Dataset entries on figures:

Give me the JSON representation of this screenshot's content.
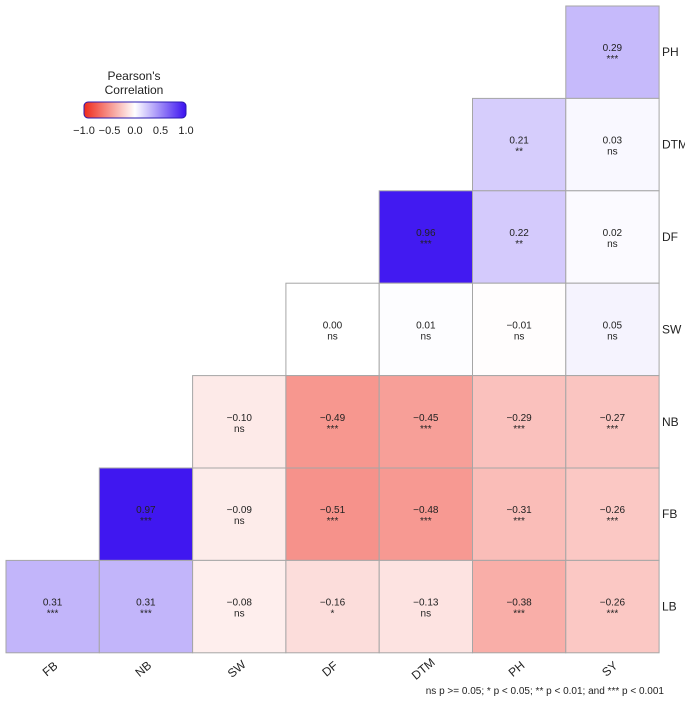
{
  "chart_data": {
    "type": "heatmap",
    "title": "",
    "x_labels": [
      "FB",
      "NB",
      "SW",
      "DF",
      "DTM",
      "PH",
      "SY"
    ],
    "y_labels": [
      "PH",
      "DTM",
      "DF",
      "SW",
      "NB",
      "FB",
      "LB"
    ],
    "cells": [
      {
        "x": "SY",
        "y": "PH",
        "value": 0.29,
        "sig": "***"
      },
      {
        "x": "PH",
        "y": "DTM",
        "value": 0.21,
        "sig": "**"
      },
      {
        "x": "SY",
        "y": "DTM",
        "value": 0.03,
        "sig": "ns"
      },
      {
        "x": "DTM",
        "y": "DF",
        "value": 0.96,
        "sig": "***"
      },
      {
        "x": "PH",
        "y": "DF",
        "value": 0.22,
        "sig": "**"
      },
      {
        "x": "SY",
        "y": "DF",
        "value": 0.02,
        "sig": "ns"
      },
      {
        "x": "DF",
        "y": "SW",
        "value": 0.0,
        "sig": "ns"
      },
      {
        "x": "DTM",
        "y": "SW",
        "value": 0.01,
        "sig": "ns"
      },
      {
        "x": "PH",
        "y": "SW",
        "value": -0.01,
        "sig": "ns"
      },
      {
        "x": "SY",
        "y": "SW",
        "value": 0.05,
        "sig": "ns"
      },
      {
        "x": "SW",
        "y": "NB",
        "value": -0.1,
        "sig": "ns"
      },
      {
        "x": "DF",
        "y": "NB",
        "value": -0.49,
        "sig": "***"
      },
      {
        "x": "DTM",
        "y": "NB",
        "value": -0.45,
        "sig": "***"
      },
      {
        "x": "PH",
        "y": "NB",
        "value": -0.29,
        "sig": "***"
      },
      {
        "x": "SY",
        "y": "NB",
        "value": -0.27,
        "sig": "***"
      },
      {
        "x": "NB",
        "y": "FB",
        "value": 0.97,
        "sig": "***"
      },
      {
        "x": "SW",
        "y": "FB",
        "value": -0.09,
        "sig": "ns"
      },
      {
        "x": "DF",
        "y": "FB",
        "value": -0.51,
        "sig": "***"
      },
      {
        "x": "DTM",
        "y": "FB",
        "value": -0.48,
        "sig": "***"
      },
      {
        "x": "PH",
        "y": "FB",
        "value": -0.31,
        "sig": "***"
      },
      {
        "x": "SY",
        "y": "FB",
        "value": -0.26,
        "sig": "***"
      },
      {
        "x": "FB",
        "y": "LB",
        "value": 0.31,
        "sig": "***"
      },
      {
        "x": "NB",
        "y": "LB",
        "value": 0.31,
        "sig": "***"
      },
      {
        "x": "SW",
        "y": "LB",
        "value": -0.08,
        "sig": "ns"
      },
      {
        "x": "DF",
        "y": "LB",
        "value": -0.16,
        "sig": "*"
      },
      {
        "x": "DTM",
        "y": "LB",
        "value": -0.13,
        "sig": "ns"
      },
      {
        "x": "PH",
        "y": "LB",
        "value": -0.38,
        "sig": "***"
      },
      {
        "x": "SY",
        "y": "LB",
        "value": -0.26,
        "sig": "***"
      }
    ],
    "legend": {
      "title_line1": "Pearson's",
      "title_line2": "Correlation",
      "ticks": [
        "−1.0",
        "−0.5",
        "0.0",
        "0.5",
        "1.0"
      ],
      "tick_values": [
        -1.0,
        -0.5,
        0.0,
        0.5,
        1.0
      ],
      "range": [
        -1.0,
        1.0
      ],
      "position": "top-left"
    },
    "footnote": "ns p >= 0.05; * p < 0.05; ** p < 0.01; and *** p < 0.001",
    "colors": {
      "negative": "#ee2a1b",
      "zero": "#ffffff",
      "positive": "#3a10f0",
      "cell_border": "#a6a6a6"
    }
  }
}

▶ YOUR TASK
Make an exact copy of the listing above. Do not include the pictures.

▶ SOLVED PROBLEM
Give me the JSON representation of this screenshot's content.
{
  "chart_data": {
    "type": "heatmap",
    "title": "",
    "x_labels": [
      "FB",
      "NB",
      "SW",
      "DF",
      "DTM",
      "PH",
      "SY"
    ],
    "y_labels": [
      "PH",
      "DTM",
      "DF",
      "SW",
      "NB",
      "FB",
      "LB"
    ],
    "cells": [
      {
        "x": "SY",
        "y": "PH",
        "value": 0.29,
        "sig": "***"
      },
      {
        "x": "PH",
        "y": "DTM",
        "value": 0.21,
        "sig": "**"
      },
      {
        "x": "SY",
        "y": "DTM",
        "value": 0.03,
        "sig": "ns"
      },
      {
        "x": "DTM",
        "y": "DF",
        "value": 0.96,
        "sig": "***"
      },
      {
        "x": "PH",
        "y": "DF",
        "value": 0.22,
        "sig": "**"
      },
      {
        "x": "SY",
        "y": "DF",
        "value": 0.02,
        "sig": "ns"
      },
      {
        "x": "DF",
        "y": "SW",
        "value": 0.0,
        "sig": "ns"
      },
      {
        "x": "DTM",
        "y": "SW",
        "value": 0.01,
        "sig": "ns"
      },
      {
        "x": "PH",
        "y": "SW",
        "value": -0.01,
        "sig": "ns"
      },
      {
        "x": "SY",
        "y": "SW",
        "value": 0.05,
        "sig": "ns"
      },
      {
        "x": "SW",
        "y": "NB",
        "value": -0.1,
        "sig": "ns"
      },
      {
        "x": "DF",
        "y": "NB",
        "value": -0.49,
        "sig": "***"
      },
      {
        "x": "DTM",
        "y": "NB",
        "value": -0.45,
        "sig": "***"
      },
      {
        "x": "PH",
        "y": "NB",
        "value": -0.29,
        "sig": "***"
      },
      {
        "x": "SY",
        "y": "NB",
        "value": -0.27,
        "sig": "***"
      },
      {
        "x": "NB",
        "y": "FB",
        "value": 0.97,
        "sig": "***"
      },
      {
        "x": "SW",
        "y": "FB",
        "value": -0.09,
        "sig": "ns"
      },
      {
        "x": "DF",
        "y": "FB",
        "value": -0.51,
        "sig": "***"
      },
      {
        "x": "DTM",
        "y": "FB",
        "value": -0.48,
        "sig": "***"
      },
      {
        "x": "PH",
        "y": "FB",
        "value": -0.31,
        "sig": "***"
      },
      {
        "x": "SY",
        "y": "FB",
        "value": -0.26,
        "sig": "***"
      },
      {
        "x": "FB",
        "y": "LB",
        "value": 0.31,
        "sig": "***"
      },
      {
        "x": "NB",
        "y": "LB",
        "value": 0.31,
        "sig": "***"
      },
      {
        "x": "SW",
        "y": "LB",
        "value": -0.08,
        "sig": "ns"
      },
      {
        "x": "DF",
        "y": "LB",
        "value": -0.16,
        "sig": "*"
      },
      {
        "x": "DTM",
        "y": "LB",
        "value": -0.13,
        "sig": "ns"
      },
      {
        "x": "PH",
        "y": "LB",
        "value": -0.38,
        "sig": "***"
      },
      {
        "x": "SY",
        "y": "LB",
        "value": -0.26,
        "sig": "***"
      }
    ],
    "legend": {
      "title_line1": "Pearson's",
      "title_line2": "Correlation",
      "ticks": [
        "−1.0",
        "−0.5",
        "0.0",
        "0.5",
        "1.0"
      ],
      "tick_values": [
        -1.0,
        -0.5,
        0.0,
        0.5,
        1.0
      ],
      "range": [
        -1.0,
        1.0
      ],
      "position": "top-left"
    },
    "footnote": "ns p >= 0.05; * p < 0.05; ** p < 0.01; and *** p < 0.001",
    "colors": {
      "negative": "#ee2a1b",
      "zero": "#ffffff",
      "positive": "#3a10f0",
      "cell_border": "#a6a6a6"
    }
  }
}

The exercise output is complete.